# DATASET EXCERPTS start

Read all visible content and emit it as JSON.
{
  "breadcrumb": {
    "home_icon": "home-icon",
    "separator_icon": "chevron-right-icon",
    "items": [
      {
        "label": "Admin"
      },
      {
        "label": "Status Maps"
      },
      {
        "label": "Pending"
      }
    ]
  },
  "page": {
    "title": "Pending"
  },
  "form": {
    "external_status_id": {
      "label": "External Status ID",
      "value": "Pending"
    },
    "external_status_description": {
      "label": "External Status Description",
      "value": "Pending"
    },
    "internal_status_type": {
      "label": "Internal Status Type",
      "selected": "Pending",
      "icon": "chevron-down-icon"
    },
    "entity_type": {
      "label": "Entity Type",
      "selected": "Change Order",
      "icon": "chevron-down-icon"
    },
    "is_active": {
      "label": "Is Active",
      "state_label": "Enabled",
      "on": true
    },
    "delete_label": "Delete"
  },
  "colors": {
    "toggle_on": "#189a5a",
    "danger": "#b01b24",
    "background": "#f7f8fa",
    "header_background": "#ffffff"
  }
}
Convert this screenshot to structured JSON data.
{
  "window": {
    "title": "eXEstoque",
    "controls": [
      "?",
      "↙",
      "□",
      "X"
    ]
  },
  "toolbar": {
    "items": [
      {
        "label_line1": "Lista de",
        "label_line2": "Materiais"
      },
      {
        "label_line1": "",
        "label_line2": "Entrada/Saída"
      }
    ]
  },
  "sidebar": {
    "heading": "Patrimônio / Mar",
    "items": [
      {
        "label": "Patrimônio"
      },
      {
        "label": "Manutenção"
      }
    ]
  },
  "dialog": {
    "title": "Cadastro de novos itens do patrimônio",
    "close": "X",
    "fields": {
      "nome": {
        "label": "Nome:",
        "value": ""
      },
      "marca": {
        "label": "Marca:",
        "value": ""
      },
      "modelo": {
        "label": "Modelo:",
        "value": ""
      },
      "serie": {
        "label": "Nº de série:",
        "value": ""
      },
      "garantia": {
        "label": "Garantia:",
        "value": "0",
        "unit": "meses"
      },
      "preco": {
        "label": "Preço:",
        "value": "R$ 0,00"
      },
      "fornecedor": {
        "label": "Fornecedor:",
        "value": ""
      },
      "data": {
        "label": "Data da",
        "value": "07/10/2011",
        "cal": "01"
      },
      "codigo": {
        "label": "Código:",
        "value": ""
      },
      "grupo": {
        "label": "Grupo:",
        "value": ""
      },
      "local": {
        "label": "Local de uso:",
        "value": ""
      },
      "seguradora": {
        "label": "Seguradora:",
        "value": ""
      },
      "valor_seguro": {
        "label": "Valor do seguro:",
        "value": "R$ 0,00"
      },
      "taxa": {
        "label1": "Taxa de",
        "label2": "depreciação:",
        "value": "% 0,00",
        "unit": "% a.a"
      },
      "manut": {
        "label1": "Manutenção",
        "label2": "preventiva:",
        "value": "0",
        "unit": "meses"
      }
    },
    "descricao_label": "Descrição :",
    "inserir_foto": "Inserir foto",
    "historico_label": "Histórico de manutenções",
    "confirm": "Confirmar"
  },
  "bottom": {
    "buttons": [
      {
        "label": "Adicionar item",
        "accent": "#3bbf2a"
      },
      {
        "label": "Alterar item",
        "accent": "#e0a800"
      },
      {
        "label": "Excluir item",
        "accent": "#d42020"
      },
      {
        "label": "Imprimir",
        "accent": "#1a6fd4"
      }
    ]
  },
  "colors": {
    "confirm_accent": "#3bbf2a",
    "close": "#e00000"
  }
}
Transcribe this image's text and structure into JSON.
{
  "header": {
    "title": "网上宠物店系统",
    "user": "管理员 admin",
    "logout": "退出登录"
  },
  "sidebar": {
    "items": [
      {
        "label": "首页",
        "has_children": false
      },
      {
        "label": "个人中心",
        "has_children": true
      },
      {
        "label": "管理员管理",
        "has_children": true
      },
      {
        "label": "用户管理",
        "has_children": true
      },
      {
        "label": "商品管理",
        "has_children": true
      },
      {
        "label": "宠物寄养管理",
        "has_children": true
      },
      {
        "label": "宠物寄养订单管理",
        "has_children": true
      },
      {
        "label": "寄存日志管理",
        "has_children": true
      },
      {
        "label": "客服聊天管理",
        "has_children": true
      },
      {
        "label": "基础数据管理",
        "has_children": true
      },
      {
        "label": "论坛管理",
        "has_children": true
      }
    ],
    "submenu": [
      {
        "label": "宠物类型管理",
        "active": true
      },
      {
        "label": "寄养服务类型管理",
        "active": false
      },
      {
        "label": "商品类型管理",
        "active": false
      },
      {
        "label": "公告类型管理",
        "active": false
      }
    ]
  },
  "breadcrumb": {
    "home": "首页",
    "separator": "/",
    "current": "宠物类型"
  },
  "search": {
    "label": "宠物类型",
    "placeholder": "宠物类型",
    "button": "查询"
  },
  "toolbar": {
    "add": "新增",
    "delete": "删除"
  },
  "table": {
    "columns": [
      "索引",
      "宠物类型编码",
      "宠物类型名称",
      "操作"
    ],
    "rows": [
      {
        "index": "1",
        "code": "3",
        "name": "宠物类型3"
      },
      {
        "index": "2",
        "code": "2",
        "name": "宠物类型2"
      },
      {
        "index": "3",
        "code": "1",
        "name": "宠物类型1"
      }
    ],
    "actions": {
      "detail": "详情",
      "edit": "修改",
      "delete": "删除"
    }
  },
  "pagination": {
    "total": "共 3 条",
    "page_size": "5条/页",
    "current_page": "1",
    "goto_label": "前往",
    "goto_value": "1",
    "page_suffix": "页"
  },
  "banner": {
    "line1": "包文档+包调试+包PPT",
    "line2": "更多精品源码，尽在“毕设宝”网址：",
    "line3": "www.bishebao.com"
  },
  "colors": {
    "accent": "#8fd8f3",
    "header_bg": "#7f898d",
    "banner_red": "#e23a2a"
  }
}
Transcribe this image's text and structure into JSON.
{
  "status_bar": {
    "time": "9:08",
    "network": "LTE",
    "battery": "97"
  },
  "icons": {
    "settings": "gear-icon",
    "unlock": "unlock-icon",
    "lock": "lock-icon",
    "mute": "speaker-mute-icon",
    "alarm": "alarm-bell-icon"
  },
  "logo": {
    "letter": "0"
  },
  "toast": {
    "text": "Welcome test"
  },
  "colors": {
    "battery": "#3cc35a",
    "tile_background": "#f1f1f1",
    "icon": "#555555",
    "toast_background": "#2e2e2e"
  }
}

# DATASET EXCERPTS end

▶ _TASK OBJECTIVE_
Extract each record, keeping it identical to the original.

▶ _IN RESPONSE_
Read all visible content and emit it as JSON.
{
  "breadcrumb": {
    "home_icon": "home-icon",
    "separator_icon": "chevron-right-icon",
    "items": [
      {
        "label": "Admin"
      },
      {
        "label": "Status Maps"
      },
      {
        "label": "Pending"
      }
    ]
  },
  "page": {
    "title": "Pending"
  },
  "form": {
    "external_status_id": {
      "label": "External Status ID",
      "value": "Pending"
    },
    "external_status_description": {
      "label": "External Status Description",
      "value": "Pending"
    },
    "internal_status_type": {
      "label": "Internal Status Type",
      "selected": "Pending",
      "icon": "chevron-down-icon"
    },
    "entity_type": {
      "label": "Entity Type",
      "selected": "Change Order",
      "icon": "chevron-down-icon"
    },
    "is_active": {
      "label": "Is Active",
      "state_label": "Enabled",
      "on": true
    },
    "delete_label": "Delete"
  },
  "colors": {
    "toggle_on": "#189a5a",
    "danger": "#b01b24",
    "background": "#f7f8fa",
    "header_background": "#ffffff"
  }
}
Convert this screenshot to structured JSON data.
{
  "window": {
    "title": "eXEstoque",
    "controls": [
      "?",
      "↙",
      "□",
      "X"
    ]
  },
  "toolbar": {
    "items": [
      {
        "label_line1": "Lista de",
        "label_line2": "Materiais"
      },
      {
        "label_line1": "",
        "label_line2": "Entrada/Saída"
      }
    ]
  },
  "sidebar": {
    "heading": "Patrimônio / Mar",
    "items": [
      {
        "label": "Patrimônio"
      },
      {
        "label": "Manutenção"
      }
    ]
  },
  "dialog": {
    "title": "Cadastro de novos itens do patrimônio",
    "close": "X",
    "fields": {
      "nome": {
        "label": "Nome:",
        "value": ""
      },
      "marca": {
        "label": "Marca:",
        "value": ""
      },
      "modelo": {
        "label": "Modelo:",
        "value": ""
      },
      "serie": {
        "label": "Nº de série:",
        "value": ""
      },
      "garantia": {
        "label": "Garantia:",
        "value": "0",
        "unit": "meses"
      },
      "preco": {
        "label": "Preço:",
        "value": "R$ 0,00"
      },
      "fornecedor": {
        "label": "Fornecedor:",
        "value": ""
      },
      "data": {
        "label": "Data da",
        "value": "07/10/2011",
        "cal": "01"
      },
      "codigo": {
        "label": "Código:",
        "value": ""
      },
      "grupo": {
        "label": "Grupo:",
        "value": ""
      },
      "local": {
        "label": "Local de uso:",
        "value": ""
      },
      "seguradora": {
        "label": "Seguradora:",
        "value": ""
      },
      "valor_seguro": {
        "label": "Valor do seguro:",
        "value": "R$ 0,00"
      },
      "taxa": {
        "label1": "Taxa de",
        "label2": "depreciação:",
        "value": "% 0,00",
        "unit": "% a.a"
      },
      "manut": {
        "label1": "Manutenção",
        "label2": "preventiva:",
        "value": "0",
        "unit": "meses"
      }
    },
    "descricao_label": "Descrição :",
    "inserir_foto": "Inserir foto",
    "historico_label": "Histórico de manutenções",
    "confirm": "Confirmar"
  },
  "bottom": {
    "buttons": [
      {
        "label": "Adicionar item",
        "accent": "#3bbf2a"
      },
      {
        "label": "Alterar item",
        "accent": "#e0a800"
      },
      {
        "label": "Excluir item",
        "accent": "#d42020"
      },
      {
        "label": "Imprimir",
        "accent": "#1a6fd4"
      }
    ]
  },
  "colors": {
    "confirm_accent": "#3bbf2a",
    "close": "#e00000"
  }
}
Transcribe this image's text and structure into JSON.
{
  "header": {
    "title": "网上宠物店系统",
    "user": "管理员 admin",
    "logout": "退出登录"
  },
  "sidebar": {
    "items": [
      {
        "label": "首页",
        "has_children": false
      },
      {
        "label": "个人中心",
        "has_children": true
      },
      {
        "label": "管理员管理",
        "has_children": true
      },
      {
        "label": "用户管理",
        "has_children": true
      },
      {
        "label": "商品管理",
        "has_children": true
      },
      {
        "label": "宠物寄养管理",
        "has_children": true
      },
      {
        "label": "宠物寄养订单管理",
        "has_children": true
      },
      {
        "label": "寄存日志管理",
        "has_children": true
      },
      {
        "label": "客服聊天管理",
        "has_children": true
      },
      {
        "label": "基础数据管理",
        "has_children": true
      },
      {
        "label": "论坛管理",
        "has_children": true
      }
    ],
    "submenu": [
      {
        "label": "宠物类型管理",
        "active": true
      },
      {
        "label": "寄养服务类型管理",
        "active": false
      },
      {
        "label": "商品类型管理",
        "active": false
      },
      {
        "label": "公告类型管理",
        "active": false
      }
    ]
  },
  "breadcrumb": {
    "home": "首页",
    "separator": "/",
    "current": "宠物类型"
  },
  "search": {
    "label": "宠物类型",
    "placeholder": "宠物类型",
    "button": "查询"
  },
  "toolbar": {
    "add": "新增",
    "delete": "删除"
  },
  "table": {
    "columns": [
      "索引",
      "宠物类型编码",
      "宠物类型名称",
      "操作"
    ],
    "rows": [
      {
        "index": "1",
        "code": "3",
        "name": "宠物类型3"
      },
      {
        "index": "2",
        "code": "2",
        "name": "宠物类型2"
      },
      {
        "index": "3",
        "code": "1",
        "name": "宠物类型1"
      }
    ],
    "actions": {
      "detail": "详情",
      "edit": "修改",
      "delete": "删除"
    }
  },
  "pagination": {
    "total": "共 3 条",
    "page_size": "5条/页",
    "current_page": "1",
    "goto_label": "前往",
    "goto_value": "1",
    "page_suffix": "页"
  },
  "banner": {
    "line1": "包文档+包调试+包PPT",
    "line2": "更多精品源码，尽在“毕设宝”网址：",
    "line3": "www.bishebao.com"
  },
  "colors": {
    "accent": "#8fd8f3",
    "header_bg": "#7f898d",
    "banner_red": "#e23a2a"
  }
}
Transcribe this image's text and structure into JSON.
{
  "status_bar": {
    "time": "9:08",
    "network": "LTE",
    "battery": "97"
  },
  "icons": {
    "settings": "gear-icon",
    "unlock": "unlock-icon",
    "lock": "lock-icon",
    "mute": "speaker-mute-icon",
    "alarm": "alarm-bell-icon"
  },
  "logo": {
    "letter": "0"
  },
  "toast": {
    "text": "Welcome test"
  },
  "colors": {
    "battery": "#3cc35a",
    "tile_background": "#f1f1f1",
    "icon": "#555555",
    "toast_background": "#2e2e2e"
  }
}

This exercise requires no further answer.